(Dataset records)
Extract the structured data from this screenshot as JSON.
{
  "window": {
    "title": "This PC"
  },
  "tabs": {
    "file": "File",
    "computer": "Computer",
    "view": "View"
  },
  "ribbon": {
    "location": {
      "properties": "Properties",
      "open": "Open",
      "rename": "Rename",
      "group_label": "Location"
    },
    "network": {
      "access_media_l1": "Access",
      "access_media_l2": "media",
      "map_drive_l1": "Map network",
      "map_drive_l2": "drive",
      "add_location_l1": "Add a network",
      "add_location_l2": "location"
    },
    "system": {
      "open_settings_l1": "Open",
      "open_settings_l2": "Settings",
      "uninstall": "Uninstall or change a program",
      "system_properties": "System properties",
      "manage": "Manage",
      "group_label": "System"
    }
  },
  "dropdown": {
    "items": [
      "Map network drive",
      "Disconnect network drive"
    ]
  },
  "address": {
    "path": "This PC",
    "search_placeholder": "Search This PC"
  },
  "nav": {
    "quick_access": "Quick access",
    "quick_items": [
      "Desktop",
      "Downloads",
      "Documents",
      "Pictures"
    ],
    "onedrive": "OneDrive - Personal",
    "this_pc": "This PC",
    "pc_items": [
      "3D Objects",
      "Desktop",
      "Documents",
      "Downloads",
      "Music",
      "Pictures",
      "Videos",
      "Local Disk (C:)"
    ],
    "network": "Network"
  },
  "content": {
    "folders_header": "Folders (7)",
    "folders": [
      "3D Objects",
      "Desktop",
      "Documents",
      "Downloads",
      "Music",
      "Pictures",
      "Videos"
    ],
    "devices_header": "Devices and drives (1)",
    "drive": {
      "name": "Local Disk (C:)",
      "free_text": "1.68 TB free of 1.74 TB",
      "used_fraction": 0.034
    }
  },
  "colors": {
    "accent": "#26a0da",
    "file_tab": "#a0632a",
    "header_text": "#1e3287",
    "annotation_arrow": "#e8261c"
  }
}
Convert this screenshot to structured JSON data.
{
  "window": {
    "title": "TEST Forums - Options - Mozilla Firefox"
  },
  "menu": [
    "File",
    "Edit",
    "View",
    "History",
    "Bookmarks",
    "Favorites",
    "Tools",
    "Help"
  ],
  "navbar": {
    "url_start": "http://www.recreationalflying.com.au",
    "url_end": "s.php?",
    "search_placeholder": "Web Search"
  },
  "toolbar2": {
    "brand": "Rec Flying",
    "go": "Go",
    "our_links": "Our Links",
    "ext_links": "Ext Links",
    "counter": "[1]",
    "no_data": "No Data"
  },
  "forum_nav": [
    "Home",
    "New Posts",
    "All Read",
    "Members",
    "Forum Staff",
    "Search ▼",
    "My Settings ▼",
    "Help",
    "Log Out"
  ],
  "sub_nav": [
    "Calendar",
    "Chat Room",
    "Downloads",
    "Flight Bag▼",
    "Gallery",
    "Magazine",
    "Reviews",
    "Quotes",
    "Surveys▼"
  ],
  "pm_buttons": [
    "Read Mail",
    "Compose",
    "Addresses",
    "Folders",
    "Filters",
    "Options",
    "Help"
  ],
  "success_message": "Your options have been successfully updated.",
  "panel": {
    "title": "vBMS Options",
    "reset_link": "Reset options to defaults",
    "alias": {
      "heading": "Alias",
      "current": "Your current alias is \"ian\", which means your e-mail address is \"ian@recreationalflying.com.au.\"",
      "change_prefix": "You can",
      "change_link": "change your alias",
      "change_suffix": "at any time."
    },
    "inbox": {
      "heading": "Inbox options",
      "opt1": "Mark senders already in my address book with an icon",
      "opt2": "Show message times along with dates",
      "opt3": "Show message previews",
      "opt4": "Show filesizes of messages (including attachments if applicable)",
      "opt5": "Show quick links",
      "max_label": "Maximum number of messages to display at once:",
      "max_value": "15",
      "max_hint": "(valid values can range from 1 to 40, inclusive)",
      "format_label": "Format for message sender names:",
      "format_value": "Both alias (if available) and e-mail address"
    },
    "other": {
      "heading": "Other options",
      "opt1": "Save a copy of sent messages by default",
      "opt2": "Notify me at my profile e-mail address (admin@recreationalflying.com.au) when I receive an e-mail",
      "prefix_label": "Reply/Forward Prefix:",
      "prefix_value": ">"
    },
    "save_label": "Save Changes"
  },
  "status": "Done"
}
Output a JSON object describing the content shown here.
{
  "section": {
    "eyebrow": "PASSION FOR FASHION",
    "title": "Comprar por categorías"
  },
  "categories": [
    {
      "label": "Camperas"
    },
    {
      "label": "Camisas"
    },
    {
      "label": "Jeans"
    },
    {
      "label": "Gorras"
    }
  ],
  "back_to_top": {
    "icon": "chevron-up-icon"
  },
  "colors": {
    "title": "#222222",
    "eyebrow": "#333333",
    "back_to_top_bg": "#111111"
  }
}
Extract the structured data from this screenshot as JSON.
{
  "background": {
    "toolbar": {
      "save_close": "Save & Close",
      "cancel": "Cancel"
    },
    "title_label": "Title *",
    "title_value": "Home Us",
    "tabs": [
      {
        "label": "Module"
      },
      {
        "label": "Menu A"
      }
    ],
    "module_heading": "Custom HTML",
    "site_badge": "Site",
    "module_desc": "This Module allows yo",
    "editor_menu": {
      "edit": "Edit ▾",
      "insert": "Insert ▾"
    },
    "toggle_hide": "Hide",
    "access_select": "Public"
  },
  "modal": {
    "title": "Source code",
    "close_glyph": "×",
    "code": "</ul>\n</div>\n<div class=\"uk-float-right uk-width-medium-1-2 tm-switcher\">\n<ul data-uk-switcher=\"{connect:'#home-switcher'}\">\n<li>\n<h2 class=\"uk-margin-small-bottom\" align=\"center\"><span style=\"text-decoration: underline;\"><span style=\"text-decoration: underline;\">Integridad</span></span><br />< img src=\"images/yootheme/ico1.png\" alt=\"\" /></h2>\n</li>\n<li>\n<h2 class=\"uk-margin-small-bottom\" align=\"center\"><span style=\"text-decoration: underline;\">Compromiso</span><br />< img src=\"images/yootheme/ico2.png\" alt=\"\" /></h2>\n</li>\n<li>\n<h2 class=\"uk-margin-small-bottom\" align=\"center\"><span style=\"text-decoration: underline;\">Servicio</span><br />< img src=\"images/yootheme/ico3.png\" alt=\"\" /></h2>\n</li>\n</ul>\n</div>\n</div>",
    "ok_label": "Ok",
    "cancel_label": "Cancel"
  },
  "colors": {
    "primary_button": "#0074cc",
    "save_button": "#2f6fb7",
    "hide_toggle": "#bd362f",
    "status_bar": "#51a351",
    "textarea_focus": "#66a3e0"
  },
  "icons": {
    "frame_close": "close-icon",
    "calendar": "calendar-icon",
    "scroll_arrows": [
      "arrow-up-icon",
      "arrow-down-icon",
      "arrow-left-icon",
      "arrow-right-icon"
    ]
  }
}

▶ _Task statement_
Only lines that contain the word "with" are wanted; copy each of them.

▶ _Correct response_
      "opt1": "Mark senders already in my address book with an icon",
      "opt2": "Show message times along with dates",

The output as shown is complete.